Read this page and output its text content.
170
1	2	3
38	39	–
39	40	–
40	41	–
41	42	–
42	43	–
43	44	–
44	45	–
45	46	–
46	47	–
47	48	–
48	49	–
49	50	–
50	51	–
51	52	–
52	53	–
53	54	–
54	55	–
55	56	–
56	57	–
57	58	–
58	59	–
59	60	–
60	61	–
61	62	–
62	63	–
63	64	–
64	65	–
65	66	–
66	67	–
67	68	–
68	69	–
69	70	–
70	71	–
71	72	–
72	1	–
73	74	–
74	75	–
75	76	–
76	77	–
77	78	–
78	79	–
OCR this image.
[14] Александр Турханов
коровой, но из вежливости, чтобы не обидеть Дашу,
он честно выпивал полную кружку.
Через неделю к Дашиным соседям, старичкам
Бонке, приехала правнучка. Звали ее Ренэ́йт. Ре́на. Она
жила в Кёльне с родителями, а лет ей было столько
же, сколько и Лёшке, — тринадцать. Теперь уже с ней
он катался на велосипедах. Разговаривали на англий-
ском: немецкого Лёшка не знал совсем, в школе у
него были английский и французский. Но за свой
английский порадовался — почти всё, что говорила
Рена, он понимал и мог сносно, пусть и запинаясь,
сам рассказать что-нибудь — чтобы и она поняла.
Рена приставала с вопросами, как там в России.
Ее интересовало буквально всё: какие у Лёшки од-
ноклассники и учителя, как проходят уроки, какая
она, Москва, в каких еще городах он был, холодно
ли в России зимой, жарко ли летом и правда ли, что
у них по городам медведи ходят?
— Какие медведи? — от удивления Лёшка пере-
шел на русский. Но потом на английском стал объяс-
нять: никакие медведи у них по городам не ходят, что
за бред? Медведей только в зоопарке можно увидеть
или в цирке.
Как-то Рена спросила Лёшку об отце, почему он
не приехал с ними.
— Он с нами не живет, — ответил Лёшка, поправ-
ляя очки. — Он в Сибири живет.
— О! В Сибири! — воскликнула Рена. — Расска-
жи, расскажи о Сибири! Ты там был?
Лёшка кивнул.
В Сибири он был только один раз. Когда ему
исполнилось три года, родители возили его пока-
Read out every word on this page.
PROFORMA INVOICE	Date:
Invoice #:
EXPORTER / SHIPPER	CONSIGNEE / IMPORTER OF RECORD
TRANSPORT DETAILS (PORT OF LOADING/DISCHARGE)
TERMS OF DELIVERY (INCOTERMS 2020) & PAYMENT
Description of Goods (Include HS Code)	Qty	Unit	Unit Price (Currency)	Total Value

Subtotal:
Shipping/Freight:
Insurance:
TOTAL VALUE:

# # # #

WHAT TO PRODUCE
Of the lines in the data, how many hold the string "медведи"? State the number, nothing else.

SOLUTION
3